### Written task
From the listing below, select every line where the word "foregoing" appears.

──────── Supplied information ────────

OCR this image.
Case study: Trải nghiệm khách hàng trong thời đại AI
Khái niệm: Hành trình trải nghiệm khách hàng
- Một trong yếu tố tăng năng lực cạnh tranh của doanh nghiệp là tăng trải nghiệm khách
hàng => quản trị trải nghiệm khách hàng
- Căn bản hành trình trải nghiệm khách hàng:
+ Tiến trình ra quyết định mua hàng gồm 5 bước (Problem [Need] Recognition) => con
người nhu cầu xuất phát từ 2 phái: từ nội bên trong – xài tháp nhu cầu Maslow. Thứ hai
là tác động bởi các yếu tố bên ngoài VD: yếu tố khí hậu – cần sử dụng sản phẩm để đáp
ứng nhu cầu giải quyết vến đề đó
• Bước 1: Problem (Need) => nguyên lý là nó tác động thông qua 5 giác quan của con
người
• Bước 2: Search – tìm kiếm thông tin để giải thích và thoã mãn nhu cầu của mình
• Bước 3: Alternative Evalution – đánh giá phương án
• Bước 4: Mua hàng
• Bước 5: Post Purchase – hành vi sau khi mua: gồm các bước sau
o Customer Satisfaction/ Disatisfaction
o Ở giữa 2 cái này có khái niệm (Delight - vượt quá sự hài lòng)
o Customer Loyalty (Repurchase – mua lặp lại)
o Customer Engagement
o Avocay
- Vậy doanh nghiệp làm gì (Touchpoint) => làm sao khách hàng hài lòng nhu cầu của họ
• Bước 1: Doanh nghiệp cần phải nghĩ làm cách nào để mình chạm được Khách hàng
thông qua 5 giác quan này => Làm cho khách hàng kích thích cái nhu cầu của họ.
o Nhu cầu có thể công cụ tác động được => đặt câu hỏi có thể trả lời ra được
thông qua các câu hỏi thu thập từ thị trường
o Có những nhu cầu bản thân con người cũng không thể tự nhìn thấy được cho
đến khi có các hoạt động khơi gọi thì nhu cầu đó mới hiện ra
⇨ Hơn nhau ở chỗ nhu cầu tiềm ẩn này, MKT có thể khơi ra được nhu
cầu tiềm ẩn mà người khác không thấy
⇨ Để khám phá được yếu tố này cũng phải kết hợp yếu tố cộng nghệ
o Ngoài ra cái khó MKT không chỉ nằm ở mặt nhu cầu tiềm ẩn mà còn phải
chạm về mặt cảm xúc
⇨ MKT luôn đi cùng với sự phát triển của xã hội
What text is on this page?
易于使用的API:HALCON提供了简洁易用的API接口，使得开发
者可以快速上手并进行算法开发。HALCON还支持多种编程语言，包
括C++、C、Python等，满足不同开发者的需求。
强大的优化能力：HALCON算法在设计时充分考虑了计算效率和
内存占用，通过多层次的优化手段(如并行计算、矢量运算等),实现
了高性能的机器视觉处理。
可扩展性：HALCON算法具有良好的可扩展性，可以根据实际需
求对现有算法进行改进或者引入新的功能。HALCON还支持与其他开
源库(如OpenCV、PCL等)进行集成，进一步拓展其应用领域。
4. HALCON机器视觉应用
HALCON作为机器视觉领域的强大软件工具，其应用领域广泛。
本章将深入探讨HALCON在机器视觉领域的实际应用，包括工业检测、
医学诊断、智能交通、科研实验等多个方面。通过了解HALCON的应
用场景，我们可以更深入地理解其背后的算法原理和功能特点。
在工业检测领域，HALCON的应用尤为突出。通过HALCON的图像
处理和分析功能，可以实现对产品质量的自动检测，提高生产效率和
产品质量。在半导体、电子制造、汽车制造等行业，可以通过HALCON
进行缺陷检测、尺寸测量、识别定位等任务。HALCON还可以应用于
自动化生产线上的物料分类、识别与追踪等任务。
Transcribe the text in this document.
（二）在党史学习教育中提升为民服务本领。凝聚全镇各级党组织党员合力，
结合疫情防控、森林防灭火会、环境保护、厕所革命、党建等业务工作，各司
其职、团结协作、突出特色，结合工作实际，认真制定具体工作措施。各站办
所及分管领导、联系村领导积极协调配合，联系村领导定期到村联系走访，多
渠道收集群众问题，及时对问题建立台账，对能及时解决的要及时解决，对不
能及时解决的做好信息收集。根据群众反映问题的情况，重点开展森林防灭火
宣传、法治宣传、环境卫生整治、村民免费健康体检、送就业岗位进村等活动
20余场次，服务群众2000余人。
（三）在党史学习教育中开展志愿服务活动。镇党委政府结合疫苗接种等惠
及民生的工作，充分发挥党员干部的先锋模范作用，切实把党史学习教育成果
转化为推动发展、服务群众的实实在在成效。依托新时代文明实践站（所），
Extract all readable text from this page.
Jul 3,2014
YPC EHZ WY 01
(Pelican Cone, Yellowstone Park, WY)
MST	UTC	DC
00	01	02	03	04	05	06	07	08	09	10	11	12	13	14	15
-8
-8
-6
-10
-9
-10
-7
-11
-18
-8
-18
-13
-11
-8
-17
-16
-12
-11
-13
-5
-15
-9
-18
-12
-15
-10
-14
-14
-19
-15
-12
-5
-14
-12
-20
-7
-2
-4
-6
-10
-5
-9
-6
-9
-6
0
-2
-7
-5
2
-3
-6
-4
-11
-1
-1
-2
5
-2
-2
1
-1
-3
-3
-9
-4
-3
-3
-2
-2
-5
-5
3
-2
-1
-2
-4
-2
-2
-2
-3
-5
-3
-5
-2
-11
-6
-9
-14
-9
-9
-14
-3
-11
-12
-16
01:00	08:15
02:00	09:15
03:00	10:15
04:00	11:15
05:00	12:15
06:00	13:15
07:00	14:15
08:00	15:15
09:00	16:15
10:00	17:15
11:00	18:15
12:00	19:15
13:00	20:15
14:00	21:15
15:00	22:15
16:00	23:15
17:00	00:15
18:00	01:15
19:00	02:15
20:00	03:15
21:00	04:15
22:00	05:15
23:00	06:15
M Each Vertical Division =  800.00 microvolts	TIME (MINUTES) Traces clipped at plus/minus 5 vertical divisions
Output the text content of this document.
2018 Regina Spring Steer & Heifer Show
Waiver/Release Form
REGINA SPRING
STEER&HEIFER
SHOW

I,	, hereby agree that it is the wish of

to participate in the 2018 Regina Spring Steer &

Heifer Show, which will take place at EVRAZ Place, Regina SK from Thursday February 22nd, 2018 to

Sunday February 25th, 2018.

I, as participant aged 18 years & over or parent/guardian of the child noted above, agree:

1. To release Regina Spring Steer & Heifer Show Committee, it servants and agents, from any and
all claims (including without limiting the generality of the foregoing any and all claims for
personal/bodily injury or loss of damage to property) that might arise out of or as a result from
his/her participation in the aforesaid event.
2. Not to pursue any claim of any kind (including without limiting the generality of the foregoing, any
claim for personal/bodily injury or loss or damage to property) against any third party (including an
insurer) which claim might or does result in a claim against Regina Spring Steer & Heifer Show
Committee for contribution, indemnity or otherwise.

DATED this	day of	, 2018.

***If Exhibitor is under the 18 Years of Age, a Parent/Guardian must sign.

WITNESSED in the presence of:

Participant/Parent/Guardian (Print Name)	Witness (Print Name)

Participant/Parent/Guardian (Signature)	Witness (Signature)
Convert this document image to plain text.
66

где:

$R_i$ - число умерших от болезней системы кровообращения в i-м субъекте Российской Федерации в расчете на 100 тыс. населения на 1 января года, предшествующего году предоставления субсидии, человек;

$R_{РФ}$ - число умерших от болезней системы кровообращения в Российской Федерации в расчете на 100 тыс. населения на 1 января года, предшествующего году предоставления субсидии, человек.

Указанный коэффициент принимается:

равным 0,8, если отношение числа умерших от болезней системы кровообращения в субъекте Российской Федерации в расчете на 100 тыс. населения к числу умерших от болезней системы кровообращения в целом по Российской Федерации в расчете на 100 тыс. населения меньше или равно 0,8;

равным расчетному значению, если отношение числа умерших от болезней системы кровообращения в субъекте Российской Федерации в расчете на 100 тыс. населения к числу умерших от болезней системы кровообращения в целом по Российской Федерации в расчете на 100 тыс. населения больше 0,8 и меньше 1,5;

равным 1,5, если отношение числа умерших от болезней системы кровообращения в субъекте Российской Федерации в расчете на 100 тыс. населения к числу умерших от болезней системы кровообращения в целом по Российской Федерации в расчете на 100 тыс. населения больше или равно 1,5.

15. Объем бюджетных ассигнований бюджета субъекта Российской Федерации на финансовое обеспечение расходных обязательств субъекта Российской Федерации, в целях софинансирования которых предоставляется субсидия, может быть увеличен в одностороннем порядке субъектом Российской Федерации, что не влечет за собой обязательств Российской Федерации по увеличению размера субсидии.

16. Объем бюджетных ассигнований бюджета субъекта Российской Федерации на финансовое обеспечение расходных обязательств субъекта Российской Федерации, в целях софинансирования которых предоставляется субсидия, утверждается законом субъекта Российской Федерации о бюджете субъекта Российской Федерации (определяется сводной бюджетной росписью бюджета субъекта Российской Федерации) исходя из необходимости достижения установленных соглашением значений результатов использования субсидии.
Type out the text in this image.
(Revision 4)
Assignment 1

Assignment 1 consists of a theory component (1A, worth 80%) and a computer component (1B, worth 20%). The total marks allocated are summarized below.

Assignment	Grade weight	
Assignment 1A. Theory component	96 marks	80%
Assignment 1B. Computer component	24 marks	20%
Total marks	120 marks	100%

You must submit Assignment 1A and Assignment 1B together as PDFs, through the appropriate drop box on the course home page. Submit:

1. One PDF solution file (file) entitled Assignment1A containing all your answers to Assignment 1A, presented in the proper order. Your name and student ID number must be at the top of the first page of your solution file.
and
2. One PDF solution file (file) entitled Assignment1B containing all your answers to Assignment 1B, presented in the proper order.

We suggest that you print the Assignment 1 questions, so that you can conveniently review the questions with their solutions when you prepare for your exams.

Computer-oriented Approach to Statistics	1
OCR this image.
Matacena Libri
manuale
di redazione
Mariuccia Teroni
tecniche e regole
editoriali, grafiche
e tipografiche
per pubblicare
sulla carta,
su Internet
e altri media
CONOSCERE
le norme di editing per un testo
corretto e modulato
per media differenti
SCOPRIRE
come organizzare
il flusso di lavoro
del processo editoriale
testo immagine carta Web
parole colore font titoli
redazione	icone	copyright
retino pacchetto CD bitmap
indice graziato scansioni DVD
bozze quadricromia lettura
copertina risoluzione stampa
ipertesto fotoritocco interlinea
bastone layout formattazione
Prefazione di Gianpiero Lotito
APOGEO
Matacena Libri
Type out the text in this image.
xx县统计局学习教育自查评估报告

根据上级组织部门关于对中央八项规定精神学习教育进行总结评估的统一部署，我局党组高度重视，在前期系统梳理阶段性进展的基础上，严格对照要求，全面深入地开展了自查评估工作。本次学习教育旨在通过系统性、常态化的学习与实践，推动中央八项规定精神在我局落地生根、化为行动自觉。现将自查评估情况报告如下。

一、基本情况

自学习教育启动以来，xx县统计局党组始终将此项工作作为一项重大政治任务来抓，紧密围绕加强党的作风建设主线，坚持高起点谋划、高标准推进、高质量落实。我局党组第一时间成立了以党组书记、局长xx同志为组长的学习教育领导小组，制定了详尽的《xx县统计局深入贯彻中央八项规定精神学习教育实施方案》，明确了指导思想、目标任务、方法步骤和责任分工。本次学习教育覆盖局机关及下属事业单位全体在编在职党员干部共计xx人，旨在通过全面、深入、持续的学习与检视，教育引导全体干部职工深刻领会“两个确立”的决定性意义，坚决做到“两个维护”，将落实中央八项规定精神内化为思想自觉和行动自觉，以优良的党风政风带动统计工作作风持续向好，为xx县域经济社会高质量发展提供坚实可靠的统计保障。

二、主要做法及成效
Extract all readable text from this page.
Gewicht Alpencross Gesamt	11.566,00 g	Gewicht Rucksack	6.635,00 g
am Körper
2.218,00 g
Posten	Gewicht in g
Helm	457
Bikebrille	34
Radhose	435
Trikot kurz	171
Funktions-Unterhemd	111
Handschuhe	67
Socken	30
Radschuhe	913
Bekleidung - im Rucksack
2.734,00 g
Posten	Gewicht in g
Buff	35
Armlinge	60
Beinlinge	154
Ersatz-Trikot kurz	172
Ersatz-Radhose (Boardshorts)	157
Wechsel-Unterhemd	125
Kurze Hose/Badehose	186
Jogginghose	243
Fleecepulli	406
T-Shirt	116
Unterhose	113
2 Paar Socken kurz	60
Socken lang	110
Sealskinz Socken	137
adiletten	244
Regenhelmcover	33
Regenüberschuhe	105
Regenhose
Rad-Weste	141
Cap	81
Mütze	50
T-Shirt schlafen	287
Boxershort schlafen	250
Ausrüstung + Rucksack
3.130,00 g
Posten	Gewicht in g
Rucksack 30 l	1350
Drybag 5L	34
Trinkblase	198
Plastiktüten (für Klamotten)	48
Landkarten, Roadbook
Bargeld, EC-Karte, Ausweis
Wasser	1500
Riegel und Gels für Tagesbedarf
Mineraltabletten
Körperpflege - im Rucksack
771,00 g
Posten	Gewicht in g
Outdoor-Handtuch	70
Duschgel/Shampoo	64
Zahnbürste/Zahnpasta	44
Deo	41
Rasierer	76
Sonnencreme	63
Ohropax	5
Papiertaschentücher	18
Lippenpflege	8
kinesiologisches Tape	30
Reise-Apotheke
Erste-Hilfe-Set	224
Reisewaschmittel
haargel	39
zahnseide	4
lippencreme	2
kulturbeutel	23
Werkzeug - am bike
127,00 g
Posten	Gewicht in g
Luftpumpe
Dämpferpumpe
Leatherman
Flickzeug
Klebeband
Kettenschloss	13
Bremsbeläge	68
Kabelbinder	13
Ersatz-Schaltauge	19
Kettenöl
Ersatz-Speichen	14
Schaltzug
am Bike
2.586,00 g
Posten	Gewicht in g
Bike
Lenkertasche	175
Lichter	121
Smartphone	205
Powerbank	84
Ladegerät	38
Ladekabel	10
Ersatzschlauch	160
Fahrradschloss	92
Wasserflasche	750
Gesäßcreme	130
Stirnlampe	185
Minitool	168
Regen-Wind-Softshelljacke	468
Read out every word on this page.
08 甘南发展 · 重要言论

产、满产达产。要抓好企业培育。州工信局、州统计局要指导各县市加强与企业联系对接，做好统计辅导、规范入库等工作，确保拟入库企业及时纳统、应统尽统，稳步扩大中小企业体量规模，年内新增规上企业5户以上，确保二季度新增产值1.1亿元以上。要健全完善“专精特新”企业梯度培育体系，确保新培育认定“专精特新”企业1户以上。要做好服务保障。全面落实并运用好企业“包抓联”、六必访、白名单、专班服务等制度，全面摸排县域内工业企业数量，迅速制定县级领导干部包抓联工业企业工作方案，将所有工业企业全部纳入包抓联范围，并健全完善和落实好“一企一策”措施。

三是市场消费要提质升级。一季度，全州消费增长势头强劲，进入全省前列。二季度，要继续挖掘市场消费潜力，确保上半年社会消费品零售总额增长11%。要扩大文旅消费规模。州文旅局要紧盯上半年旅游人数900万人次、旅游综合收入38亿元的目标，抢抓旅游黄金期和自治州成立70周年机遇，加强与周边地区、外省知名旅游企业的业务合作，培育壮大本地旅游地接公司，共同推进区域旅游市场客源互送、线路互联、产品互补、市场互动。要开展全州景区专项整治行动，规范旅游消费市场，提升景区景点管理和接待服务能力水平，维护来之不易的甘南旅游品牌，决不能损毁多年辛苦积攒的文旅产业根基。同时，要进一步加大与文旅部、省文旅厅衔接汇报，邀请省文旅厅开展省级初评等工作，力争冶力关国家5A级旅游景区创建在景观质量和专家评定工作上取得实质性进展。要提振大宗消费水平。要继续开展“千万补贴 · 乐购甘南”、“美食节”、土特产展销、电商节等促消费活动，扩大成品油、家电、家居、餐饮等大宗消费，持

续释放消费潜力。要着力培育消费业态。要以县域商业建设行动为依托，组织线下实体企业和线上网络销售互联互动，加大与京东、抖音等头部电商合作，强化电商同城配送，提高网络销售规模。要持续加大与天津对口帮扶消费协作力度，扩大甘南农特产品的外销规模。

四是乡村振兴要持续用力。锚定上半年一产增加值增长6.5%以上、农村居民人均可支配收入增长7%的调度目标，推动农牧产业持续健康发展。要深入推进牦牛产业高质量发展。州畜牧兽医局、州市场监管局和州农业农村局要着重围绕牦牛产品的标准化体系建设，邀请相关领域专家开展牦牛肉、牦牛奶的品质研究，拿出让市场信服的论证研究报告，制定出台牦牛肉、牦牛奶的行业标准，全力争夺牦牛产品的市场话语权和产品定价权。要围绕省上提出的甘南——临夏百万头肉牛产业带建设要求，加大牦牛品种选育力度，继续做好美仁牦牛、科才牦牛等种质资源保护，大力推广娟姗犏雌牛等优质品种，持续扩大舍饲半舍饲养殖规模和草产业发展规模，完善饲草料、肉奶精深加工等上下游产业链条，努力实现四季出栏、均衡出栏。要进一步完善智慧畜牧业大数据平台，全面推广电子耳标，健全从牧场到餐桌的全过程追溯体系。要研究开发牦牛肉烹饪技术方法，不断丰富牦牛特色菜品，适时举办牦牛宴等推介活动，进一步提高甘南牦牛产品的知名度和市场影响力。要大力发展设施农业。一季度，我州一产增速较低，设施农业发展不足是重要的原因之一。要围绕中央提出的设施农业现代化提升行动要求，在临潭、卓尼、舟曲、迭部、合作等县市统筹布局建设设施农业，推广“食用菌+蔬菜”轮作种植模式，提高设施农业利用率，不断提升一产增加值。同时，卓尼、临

────────

### Worked answer
all claims (including without limiting the generality of the foregoing any and all claims for
2. Not to pursue any claim of any kind (including without limiting the generality of the foregoing, any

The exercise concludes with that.